» **Task to complete**
Drop the images; return everything else in the listing below exactly.

── Extracted data

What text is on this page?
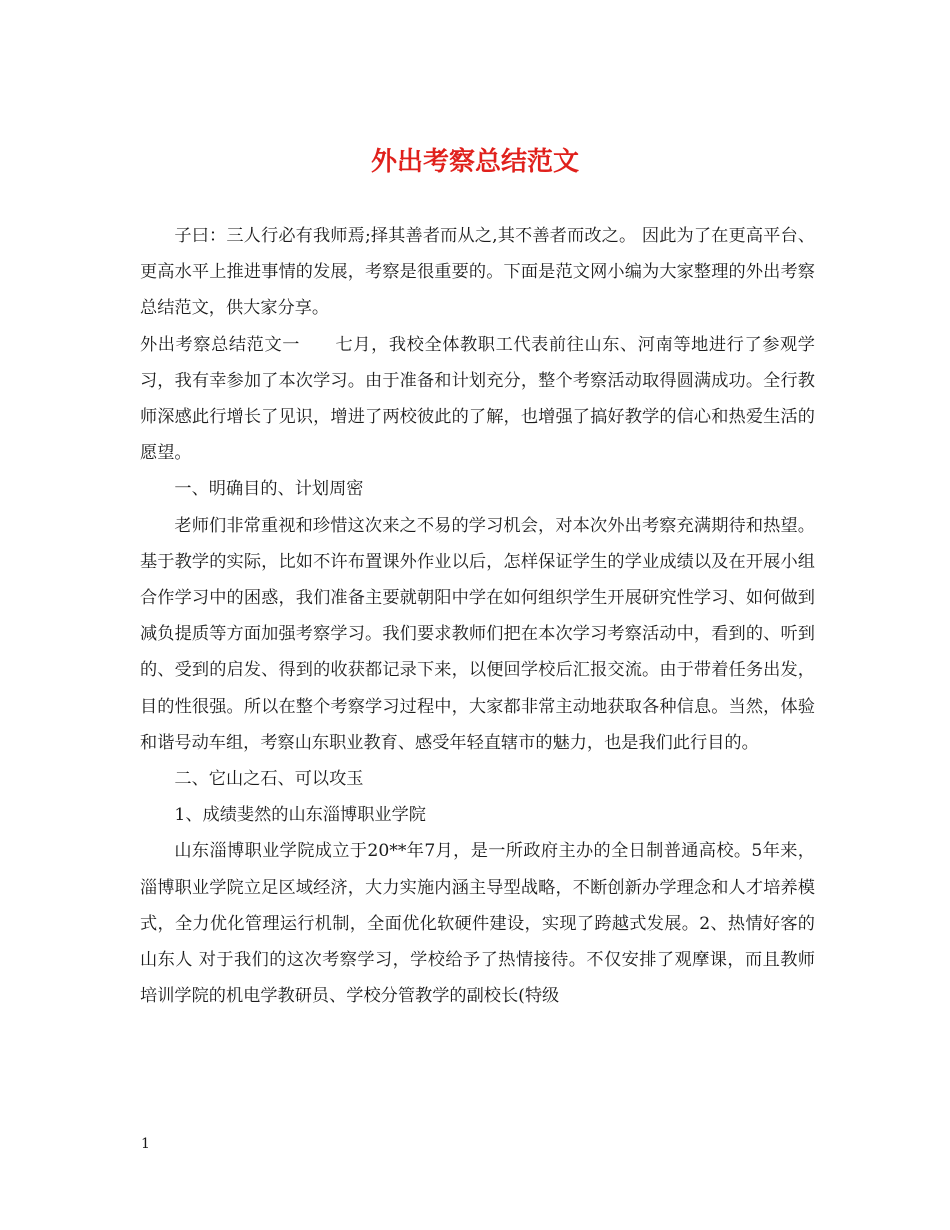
外出考察总结范文

子曰：三人行必有我师焉;择其善者而从之,其不善者而改之。 因此为了在更高平台、更高水平上推进事情的发展，考察是很重要的。下面是范文网小编为大家整理的外出考察总结范文，供大家分享。

外出考察总结范文一　　七月，我校全体教职工代表前往山东、河南等地进行了参观学习，我有幸参加了本次学习。由于准备和计划充分，整个考察活动取得圆满成功。全行教师深感此行增长了见识，增进了两校彼此的了解，也增强了搞好教学的信心和热爱生活的愿望。

一、明确目的、计划周密

老师们非常重视和珍惜这次来之不易的学习机会，对本次外出考察充满期待和热望。基于教学的实际，比如不许布置课外作业以后，怎样保证学生的学业成绩以及在开展小组合作学习中的困惑，我们准备主要就朝阳中学在如何组织学生开展研究性学习、如何做到减负提质等方面加强考察学习。我们要求教师们把在本次学习考察活动中，看到的、听到的、受到的启发、得到的收获都记录下来，以便回学校后汇报交流。由于带着任务出发，目的性很强。所以在整个考察学习过程中，大家都非常主动地获取各种信息。当然，体验和谐号动车组，考察山东职业教育、感受年轻直辖市的魅力，也是我们此行目的。

二、它山之石、可以攻玉

1、成绩斐然的山东淄博职业学院

山东淄博职业学院成立于20**年7月，是一所政府主办的全日制普通高校。5年来，淄博职业学院立足区域经济，大力实施内涵主导型战略，不断创新办学理念和人才培养模式，全力优化管理运行机制，全面优化软硬件建设，实现了跨越式发展。2、热情好客的山东人 对于我们的这次考察学习，学校给予了热情接待。不仅安排了观摩课，而且教师培训学院的机电学教研员、学校分管教学的副校长(特级

1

────

» **Result for this task**
What text is on this page?
外出考察总结范文

子曰：三人行必有我师焉;择其善者而从之,其不善者而改之。 因此为了在更高平台、更高水平上推进事情的发展，考察是很重要的。下面是范文网小编为大家整理的外出考察总结范文，供大家分享。

外出考察总结范文一　　七月，我校全体教职工代表前往山东、河南等地进行了参观学习，我有幸参加了本次学习。由于准备和计划充分，整个考察活动取得圆满成功。全行教师深感此行增长了见识，增进了两校彼此的了解，也增强了搞好教学的信心和热爱生活的愿望。

一、明确目的、计划周密

老师们非常重视和珍惜这次来之不易的学习机会，对本次外出考察充满期待和热望。基于教学的实际，比如不许布置课外作业以后，怎样保证学生的学业成绩以及在开展小组合作学习中的困惑，我们准备主要就朝阳中学在如何组织学生开展研究性学习、如何做到减负提质等方面加强考察学习。我们要求教师们把在本次学习考察活动中，看到的、听到的、受到的启发、得到的收获都记录下来，以便回学校后汇报交流。由于带着任务出发，目的性很强。所以在整个考察学习过程中，大家都非常主动地获取各种信息。当然，体验和谐号动车组，考察山东职业教育、感受年轻直辖市的魅力，也是我们此行目的。

二、它山之石、可以攻玉

1、成绩斐然的山东淄博职业学院

山东淄博职业学院成立于20**年7月，是一所政府主办的全日制普通高校。5年来，淄博职业学院立足区域经济，大力实施内涵主导型战略，不断创新办学理念和人才培养模式，全力优化管理运行机制，全面优化软硬件建设，实现了跨越式发展。2、热情好客的山东人 对于我们的这次考察学习，学校给予了热情接待。不仅安排了观摩课，而且教师培训学院的机电学教研员、学校分管教学的副校长(特级

1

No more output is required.